(Element-and-box listings)

··········

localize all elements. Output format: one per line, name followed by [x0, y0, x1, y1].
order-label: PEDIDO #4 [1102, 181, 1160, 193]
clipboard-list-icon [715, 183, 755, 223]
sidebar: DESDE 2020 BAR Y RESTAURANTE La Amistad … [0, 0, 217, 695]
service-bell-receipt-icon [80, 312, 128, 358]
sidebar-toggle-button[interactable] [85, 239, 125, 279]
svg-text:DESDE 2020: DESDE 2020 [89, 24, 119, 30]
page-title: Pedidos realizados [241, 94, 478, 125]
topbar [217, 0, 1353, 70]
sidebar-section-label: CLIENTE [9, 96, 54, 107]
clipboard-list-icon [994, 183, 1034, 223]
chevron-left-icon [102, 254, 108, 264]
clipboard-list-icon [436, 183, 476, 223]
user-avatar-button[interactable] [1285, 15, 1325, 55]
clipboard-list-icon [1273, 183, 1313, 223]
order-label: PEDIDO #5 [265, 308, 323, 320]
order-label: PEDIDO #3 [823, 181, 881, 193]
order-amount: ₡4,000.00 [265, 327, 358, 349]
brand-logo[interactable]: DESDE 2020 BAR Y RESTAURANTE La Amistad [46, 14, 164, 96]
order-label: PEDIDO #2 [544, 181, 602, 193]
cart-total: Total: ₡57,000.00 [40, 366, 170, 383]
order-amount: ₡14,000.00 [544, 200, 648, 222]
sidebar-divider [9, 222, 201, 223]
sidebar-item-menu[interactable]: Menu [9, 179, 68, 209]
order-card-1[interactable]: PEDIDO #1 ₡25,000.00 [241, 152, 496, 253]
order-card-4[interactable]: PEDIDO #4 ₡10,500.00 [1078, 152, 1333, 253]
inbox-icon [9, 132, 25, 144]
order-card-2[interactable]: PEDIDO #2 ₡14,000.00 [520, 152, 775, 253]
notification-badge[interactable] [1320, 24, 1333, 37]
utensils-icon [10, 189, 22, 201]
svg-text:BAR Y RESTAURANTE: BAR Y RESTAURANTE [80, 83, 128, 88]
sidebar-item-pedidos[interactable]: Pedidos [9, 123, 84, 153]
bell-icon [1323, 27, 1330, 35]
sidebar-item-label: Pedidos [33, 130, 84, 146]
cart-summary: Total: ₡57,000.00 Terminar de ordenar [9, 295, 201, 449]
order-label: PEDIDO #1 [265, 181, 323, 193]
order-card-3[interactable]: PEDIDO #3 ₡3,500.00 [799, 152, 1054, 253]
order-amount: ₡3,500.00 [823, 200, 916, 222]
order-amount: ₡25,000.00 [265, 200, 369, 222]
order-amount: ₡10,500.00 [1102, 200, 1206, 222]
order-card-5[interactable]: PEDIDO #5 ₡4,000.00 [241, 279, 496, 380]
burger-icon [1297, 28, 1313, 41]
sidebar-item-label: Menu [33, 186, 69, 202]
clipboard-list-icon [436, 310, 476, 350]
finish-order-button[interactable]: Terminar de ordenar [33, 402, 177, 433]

··········

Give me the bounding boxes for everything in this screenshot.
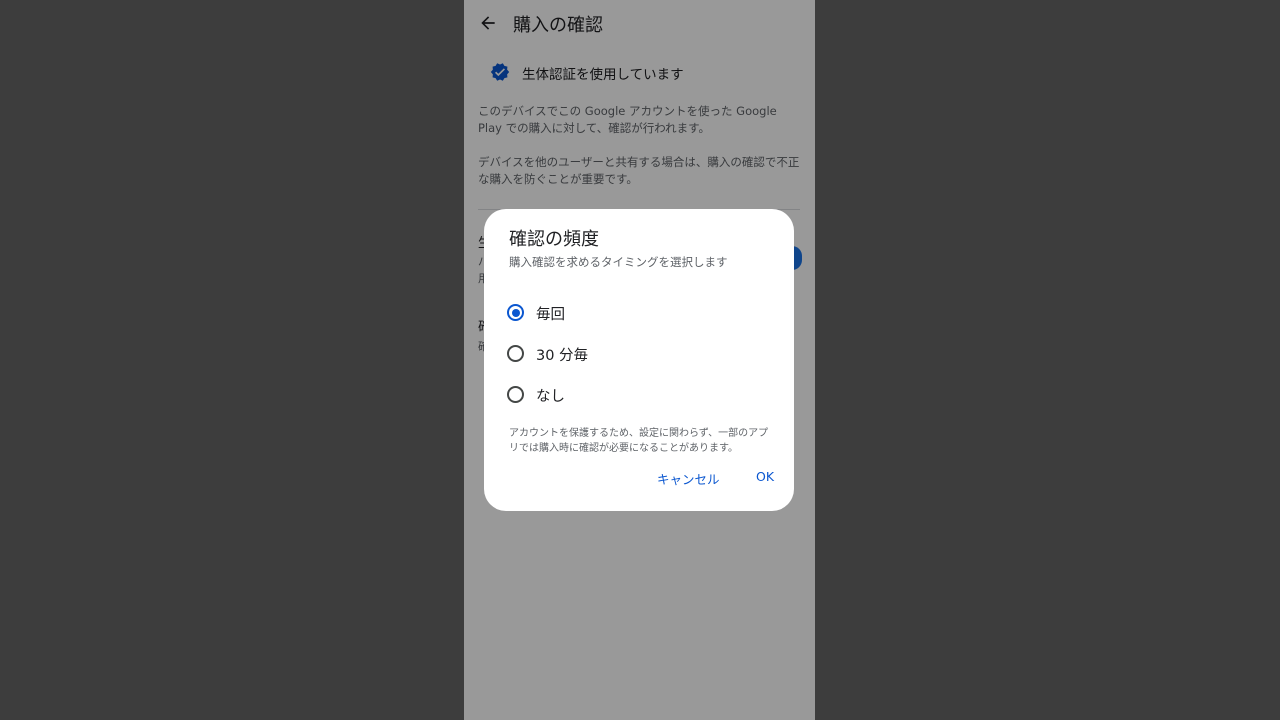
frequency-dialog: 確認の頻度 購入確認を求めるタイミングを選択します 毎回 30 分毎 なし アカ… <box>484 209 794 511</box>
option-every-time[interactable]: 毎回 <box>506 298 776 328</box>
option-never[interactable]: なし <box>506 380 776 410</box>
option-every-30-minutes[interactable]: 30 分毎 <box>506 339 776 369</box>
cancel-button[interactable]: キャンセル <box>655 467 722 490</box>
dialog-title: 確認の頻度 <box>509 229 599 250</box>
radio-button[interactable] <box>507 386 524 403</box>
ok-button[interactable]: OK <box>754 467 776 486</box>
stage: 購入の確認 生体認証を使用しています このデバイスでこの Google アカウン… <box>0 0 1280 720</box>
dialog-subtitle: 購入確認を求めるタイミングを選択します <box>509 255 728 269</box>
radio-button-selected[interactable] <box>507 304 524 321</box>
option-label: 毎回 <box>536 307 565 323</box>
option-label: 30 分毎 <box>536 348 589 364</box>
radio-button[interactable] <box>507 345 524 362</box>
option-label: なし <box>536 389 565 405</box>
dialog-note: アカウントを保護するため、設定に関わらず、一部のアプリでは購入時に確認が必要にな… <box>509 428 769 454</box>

··········

## Aim of the task
Copy the lines above character for character, starting with the line that contains "localize all elements." and stopping after the line that contains "order-card-1[interactable]: PEDIDO #1".

## Output of the task
localize all elements. Output format: one per line, name followed by [x0, y0, x1, y1].
order-label: PEDIDO #4 [1102, 181, 1160, 193]
clipboard-list-icon [715, 183, 755, 223]
sidebar: DESDE 2020 BAR Y RESTAURANTE La Amistad … [0, 0, 217, 695]
service-bell-receipt-icon [80, 312, 128, 358]
sidebar-toggle-button[interactable] [85, 239, 125, 279]
svg-text:DESDE 2020: DESDE 2020 [89, 24, 119, 30]
page-title: Pedidos realizados [241, 94, 478, 125]
topbar [217, 0, 1353, 70]
sidebar-section-label: CLIENTE [9, 96, 54, 107]
clipboard-list-icon [994, 183, 1034, 223]
chevron-left-icon [102, 254, 108, 264]
clipboard-list-icon [436, 183, 476, 223]
user-avatar-button[interactable] [1285, 15, 1325, 55]
clipboard-list-icon [1273, 183, 1313, 223]
order-label: PEDIDO #5 [265, 308, 323, 320]
order-label: PEDIDO #3 [823, 181, 881, 193]
order-amount: ₡4,000.00 [265, 327, 358, 349]
brand-logo[interactable]: DESDE 2020 BAR Y RESTAURANTE La Amistad [46, 14, 164, 96]
order-label: PEDIDO #2 [544, 181, 602, 193]
cart-total: Total: ₡57,000.00 [40, 366, 170, 383]
order-amount: ₡14,000.00 [544, 200, 648, 222]
sidebar-divider [9, 222, 201, 223]
sidebar-item-menu[interactable]: Menu [9, 179, 68, 209]
order-card-1[interactable]: PEDIDO #1 ₡25,000.00 [241, 152, 496, 253]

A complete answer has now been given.